— start of Extracted records —

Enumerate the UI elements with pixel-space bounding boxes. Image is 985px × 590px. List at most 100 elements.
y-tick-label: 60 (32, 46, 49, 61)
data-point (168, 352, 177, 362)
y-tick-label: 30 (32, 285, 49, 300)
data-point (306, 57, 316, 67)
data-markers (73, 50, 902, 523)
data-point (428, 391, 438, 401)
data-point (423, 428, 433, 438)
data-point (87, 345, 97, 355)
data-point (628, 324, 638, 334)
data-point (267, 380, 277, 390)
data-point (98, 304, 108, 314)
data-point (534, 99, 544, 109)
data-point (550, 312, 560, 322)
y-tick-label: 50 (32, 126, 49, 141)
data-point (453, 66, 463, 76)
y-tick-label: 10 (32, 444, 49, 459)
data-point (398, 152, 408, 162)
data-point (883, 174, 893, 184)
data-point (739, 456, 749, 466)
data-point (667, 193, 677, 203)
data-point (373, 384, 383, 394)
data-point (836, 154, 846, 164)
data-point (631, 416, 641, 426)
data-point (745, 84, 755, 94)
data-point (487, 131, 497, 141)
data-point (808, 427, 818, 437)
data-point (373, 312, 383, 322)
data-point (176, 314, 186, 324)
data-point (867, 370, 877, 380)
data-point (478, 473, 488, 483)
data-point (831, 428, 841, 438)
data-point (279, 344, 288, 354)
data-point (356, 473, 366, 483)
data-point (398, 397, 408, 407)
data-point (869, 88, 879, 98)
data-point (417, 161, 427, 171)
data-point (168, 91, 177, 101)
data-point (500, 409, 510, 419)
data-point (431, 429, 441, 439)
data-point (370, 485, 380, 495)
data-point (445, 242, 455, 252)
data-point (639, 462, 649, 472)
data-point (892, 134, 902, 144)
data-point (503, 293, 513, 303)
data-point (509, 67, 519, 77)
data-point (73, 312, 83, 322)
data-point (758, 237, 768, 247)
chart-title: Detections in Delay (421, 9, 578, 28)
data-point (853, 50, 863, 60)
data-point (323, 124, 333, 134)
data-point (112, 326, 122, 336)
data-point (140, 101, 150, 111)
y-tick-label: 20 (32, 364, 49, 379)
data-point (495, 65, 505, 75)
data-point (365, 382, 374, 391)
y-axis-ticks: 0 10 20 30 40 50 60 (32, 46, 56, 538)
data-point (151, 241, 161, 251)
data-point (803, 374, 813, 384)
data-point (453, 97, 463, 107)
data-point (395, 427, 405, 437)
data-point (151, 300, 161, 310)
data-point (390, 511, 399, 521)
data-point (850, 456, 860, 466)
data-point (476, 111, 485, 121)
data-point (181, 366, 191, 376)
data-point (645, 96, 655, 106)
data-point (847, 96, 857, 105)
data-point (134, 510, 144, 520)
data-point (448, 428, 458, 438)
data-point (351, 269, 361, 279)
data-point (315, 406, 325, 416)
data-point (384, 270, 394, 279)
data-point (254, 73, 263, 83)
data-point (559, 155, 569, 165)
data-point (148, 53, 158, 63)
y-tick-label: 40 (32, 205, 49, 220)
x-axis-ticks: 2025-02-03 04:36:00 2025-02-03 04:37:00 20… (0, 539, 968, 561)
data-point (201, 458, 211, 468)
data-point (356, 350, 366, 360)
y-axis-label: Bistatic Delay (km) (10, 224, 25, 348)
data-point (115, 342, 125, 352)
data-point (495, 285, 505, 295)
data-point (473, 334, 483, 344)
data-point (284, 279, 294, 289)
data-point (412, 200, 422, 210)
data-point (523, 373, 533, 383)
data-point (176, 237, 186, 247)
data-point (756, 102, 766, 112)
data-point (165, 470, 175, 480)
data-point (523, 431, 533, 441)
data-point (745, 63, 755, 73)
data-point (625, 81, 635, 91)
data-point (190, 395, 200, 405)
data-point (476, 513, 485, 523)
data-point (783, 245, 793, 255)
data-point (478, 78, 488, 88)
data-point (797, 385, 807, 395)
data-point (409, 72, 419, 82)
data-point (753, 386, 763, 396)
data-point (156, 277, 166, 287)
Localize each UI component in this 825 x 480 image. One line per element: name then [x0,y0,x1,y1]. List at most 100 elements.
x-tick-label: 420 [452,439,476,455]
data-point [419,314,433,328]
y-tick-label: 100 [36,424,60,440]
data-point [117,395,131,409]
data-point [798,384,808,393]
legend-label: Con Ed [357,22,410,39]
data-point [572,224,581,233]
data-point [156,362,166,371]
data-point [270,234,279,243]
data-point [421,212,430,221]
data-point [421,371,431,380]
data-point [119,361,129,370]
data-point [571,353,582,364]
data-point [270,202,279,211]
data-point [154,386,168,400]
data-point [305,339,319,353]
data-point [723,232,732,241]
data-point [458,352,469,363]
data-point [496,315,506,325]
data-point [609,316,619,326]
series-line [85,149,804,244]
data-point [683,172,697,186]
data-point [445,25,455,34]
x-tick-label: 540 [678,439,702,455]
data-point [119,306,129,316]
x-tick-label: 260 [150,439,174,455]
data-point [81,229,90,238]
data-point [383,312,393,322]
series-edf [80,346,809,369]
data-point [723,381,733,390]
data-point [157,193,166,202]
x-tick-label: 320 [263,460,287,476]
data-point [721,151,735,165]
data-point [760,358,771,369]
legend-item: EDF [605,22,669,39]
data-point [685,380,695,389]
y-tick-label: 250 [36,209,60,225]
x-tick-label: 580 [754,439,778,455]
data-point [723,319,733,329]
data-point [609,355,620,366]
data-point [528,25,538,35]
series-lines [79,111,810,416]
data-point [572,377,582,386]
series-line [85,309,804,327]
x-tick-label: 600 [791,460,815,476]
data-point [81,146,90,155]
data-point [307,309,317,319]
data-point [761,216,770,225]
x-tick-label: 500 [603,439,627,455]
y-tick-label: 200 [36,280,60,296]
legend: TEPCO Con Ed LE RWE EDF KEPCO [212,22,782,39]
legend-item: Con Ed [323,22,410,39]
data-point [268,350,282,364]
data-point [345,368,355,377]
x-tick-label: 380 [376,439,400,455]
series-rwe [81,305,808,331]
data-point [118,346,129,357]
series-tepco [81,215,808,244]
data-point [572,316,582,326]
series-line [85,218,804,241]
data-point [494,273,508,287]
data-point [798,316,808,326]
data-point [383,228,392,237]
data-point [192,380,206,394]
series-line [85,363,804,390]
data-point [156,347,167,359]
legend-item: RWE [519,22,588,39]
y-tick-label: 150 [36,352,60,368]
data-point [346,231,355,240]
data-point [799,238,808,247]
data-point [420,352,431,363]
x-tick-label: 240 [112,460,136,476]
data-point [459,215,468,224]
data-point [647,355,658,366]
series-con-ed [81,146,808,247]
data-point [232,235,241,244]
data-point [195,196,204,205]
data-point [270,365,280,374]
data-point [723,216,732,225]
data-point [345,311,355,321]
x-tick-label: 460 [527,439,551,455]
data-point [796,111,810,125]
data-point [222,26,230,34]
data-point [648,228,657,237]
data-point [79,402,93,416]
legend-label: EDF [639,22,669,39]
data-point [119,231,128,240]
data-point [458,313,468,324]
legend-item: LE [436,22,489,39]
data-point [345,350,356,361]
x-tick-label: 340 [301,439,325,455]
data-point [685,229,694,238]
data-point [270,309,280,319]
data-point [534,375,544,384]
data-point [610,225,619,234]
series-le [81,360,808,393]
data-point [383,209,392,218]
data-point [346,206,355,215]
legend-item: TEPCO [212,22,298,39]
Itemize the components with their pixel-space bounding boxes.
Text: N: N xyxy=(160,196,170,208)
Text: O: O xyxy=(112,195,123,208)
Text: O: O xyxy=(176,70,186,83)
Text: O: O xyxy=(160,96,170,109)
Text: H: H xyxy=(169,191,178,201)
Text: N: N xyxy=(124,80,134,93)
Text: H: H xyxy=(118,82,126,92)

— end of Extracted records —

- Task requirements:
Convert every line of the data above into a JSON list of strings, one string per line, leaving out any blank lines.

- Problem solution:
[
  "Enumerate the UI elements with pixel-space bounding boxes. Image is 985px × 590px. List at most 100 elements.",
  "y-tick-label: 60 (32, 46, 49, 61)",
  "data-point (168, 352, 177, 362)",
  "y-tick-label: 30 (32, 285, 49, 300)",
  "data-point (306, 57, 316, 67)",
  "data-markers (73, 50, 902, 523)",
  "data-point (428, 391, 438, 401)",
  "data-point (423, 428, 433, 438)",
  "data-point (87, 345, 97, 355)",
  "data-point (628, 324, 638, 334)",
  "data-point (267, 380, 277, 390)",
  "data-point (98, 304, 108, 314)",
  "data-point (534, 99, 544, 109)",
  "data-point (550, 312, 560, 322)",
  "y-tick-label: 50 (32, 126, 49, 141)",
  "data-point (453, 66, 463, 76)",
  "y-tick-label: 10 (32, 444, 49, 459)",
  "data-point (398, 152, 408, 162)",
  "data-point (883, 174, 893, 184)",
  "data-point (739, 456, 749, 466)",
  "data-point (667, 193, 677, 203)",
  "data-point (373, 384, 383, 394)",
  "data-point (836, 154, 846, 164)",
  "data-point (631, 416, 641, 426)",
  "data-point (745, 84, 755, 94)",
  "data-point (487, 131, 497, 141)",
  "data-point (808, 427, 818, 437)",
  "data-point (373, 312, 383, 322)",
  "data-point (176, 314, 186, 324)",
  "data-point (867, 370, 877, 380)",
  "data-point (478, 473, 488, 483)",
  "data-point (831, 428, 841, 438)",
  "data-point (279, 344, 288, 354)",
  "data-point (356, 473, 366, 483)",
  "data-point (398, 397, 408, 407)",
  "data-point (869, 88, 879, 98)",
  "data-point (417, 161, 427, 171)",
  "data-point (168, 91, 177, 101)",
  "data-point (500, 409, 510, 419)",
  "data-point (431, 429, 441, 439)",
  "data-point (370, 485, 380, 495)",
  "data-point (445, 242, 455, 252)",
  "data-point (639, 462, 649, 472)",
  "data-point (892, 134, 902, 144)",
  "data-point (503, 293, 513, 303)",
  "data-point (509, 67, 519, 77)",
  "data-point (73, 312, 83, 322)",
  "data-point (758, 237, 768, 247)",
  "chart-title: Detections in Delay (421, 9, 578, 28)",
  "data-point (853, 50, 863, 60)",
  "data-point (323, 124, 333, 134)",
  "data-point (112, 326, 122, 336)",
  "data-point (140, 101, 150, 111)",
  "y-tick-label: 20 (32, 364, 49, 379)",
  "data-point (495, 65, 505, 75)",
  "data-point (365, 382, 374, 391)",
  "y-axis-ticks: 0 10 20 30 40 50 60 (32, 46, 56, 538)",
  "data-point (151, 241, 161, 251)",
  "data-point (803, 374, 813, 384)",
  "data-point (453, 97, 463, 107)",
  "data-point (395, 427, 405, 437)",
  "data-point (151, 300, 161, 310)",
  "data-point (390, 511, 399, 521)",
  "data-point (850, 456, 860, 466)",
  "data-point (476, 111, 485, 121)",
  "data-point (181, 366, 191, 376)",
  "data-point (645, 96, 655, 106)",
  "data-point (847, 96, 857, 105)",
  "data-point (134, 510, 144, 520)",
  "data-point (448, 428, 458, 438)",
  "data-point (351, 269, 361, 279)",
  "data-point (315, 406, 325, 416)",
  "data-point (384, 270, 394, 279)",
  "data-point (254, 73, 263, 83)",
  "data-point (559, 155, 569, 165)",
  "data-point (148, 53, 158, 63)",
  "y-tick-label: 40 (32, 205, 49, 220)",
  "x-axis-ticks: 2025-02-03 04:36:00 2025-02-03 04:37:00 20… (0, 539, 968, 561)",
  "data-point (201, 458, 211, 468)",
  "data-point (356, 350, 366, 360)",
  "y-axis-label: Bistatic Delay (km) (10, 224, 25, 348)",
  "data-point (115, 342, 125, 352)",
  "data-point (495, 285, 505, 295)",
  "data-point (473, 334, 483, 344)",
  "data-point (284, 279, 294, 289)",
  "data-point (412, 200, 422, 210)",
  "data-point (523, 373, 533, 383)",
  "data-point (176, 237, 186, 247)",
  "data-point (756, 102, 766, 112)",
  "data-point (165, 470, 175, 480)",
  "data-point (523, 431, 533, 441)",
  "data-point (745, 63, 755, 73)",
  "data-point (625, 81, 635, 91)",
  "data-point (190, 395, 200, 405)",
  "data-point (476, 513, 485, 523)",
  "data-point (783, 245, 793, 255)",
  "data-point (478, 78, 488, 88)",
  "data-point (797, 385, 807, 395)",
  "data-point (409, 72, 419, 82)",
  "data-point (753, 386, 763, 396)",
  "data-point (156, 277, 166, 287)",
  "Localize each UI component in this 825 x 480 image. One line per element: name then [x0,y0,x1,y1]. List at most 100 elements.",
  "x-tick-label: 420 [452,439,476,455]",
  "data-point [419,314,433,328]",
  "y-tick-label: 100 [36,424,60,440]",
  "data-point [117,395,131,409]",
  "data-point [798,384,808,393]",
  "legend-label: Con Ed [357,22,410,39]",
  "data-point [572,224,581,233]",
  "data-point [156,362,166,371]",
  "data-point [270,234,279,243]",
  "data-point [421,212,430,221]",
  "data-point [421,371,431,380]",
  "data-point [119,361,129,370]",
  "data-point [571,353,582,364]",
  "data-point [270,202,279,211]",
  "data-point [154,386,168,400]",
  "data-point [305,339,319,353]",
  "data-point [723,232,732,241]",
  "data-point [458,352,469,363]",
  "data-point [496,315,506,325]",
  "data-point [609,316,619,326]",
  "series-line [85,149,804,244]",
  "data-point [683,172,697,186]",
  "data-point [445,25,455,34]",
  "x-tick-label: 540 [678,439,702,455]",
  "data-point [119,306,129,316]",
  "x-tick-label: 260 [150,439,174,455]",
  "data-point [81,229,90,238]",
  "data-point [383,312,393,322]",
  "series-edf [80,346,809,369]",
  "data-point [723,381,733,390]",
  "data-point [157,193,166,202]",
  "x-tick-label: 320 [263,460,287,476]",
  "data-point [721,151,735,165]",
  "data-point [760,358,771,369]",
  "legend-item: EDF [605,22,669,39]",
  "data-point [685,380,695,389]",
  "y-tick-label: 250 [36,209,60,225]",
  "x-tick-label: 580 [754,439,778,455]",
  "data-point [723,319,733,329]",
  "data-point [609,355,620,366]",
  "data-point [528,25,538,35]",
  "series-lines [79,111,810,416]",
  "data-point [572,377,582,386]",
  "series-line [85,309,804,327]",
  "x-tick-label: 600 [791,460,815,476]",
  "data-point [81,146,90,155]",
  "data-point [307,309,317,319]",
  "data-point [761,216,770,225]",
  "x-tick-label: 500 [603,439,627,455]",
  "y-tick-label: 200 [36,280,60,296]",
  "legend: TEPCO Con Ed LE RWE EDF KEPCO [212,22,782,39]",
  "legend-item: Con Ed [323,22,410,39]",
  "data-point [268,350,282,364]",
  "data-point [345,368,355,377]",
  "x-tick-label: 380 [376,439,400,455]",
  "series-rwe [81,305,808,331]",
  "data-point [118,346,129,357]",
  "series-tepco [81,215,808,244]",
  "data-point [572,316,582,326]",
  "series-line [85,218,804,241]",
  "data-point [494,273,508,287]",
  "data-point [798,316,808,326]",
  "data-point [383,228,392,237]",
  "data-point [192,380,206,394]",
  "series-line [85,363,804,390]",
  "data-point [156,347,167,359]",
  "legend-item: RWE [519,22,588,39]",
  "y-tick-label: 150 [36,352,60,368]",
  "data-point [346,231,355,240]",
  "data-point [799,238,808,247]",
  "data-point [420,352,431,363]",
  "x-tick-label: 240 [112,460,136,476]",
  "data-point [459,215,468,224]",
  "data-point [647,355,658,366]",
  "series-con-ed [81,146,808,247]",
  "data-point [232,235,241,244]",
  "data-point [195,196,204,205]",
  "data-point [270,365,280,374]",
  "data-point [723,216,732,225]",
  "data-point [345,311,355,321]",
  "x-tick-label: 460 [527,439,551,455]",
  "data-point [796,111,810,125]",
  "data-point [222,26,230,34]",
  "data-point [648,228,657,237]",
  "data-point [79,402,93,416]",
  "legend-label: EDF [639,22,669,39]",
  "data-point [119,231,128,240]",
  "data-point [458,313,468,324]",
  "legend-item: LE [436,22,489,39]",
  "data-point [345,350,356,361]",
  "x-tick-label: 340 [301,439,325,455]",
  "data-point [685,229,694,238]",
  "data-point [270,309,280,319]",
  "data-point [534,375,544,384]",
  "data-point [610,225,619,234]",
  "series-le [81,360,808,393]",
  "data-point [383,209,392,218]",
  "data-point [346,206,355,215]",
  "legend-item: TEPCO [212,22,298,39]",
  "Itemize the components with their pixel-space bounding boxes.",
  "Text: N: N xyxy=(160,196,170,208)",
  "Text: O: O xyxy=(112,195,123,208)",
  "Text: O: O xyxy=(176,70,186,83)",
  "Text: O: O xyxy=(160,96,170,109)",
  "Text: H: H xyxy=(169,191,178,201)",
  "Text: N: N xyxy=(124,80,134,93)",
  "Text: H: H xyxy=(118,82,126,92)"
]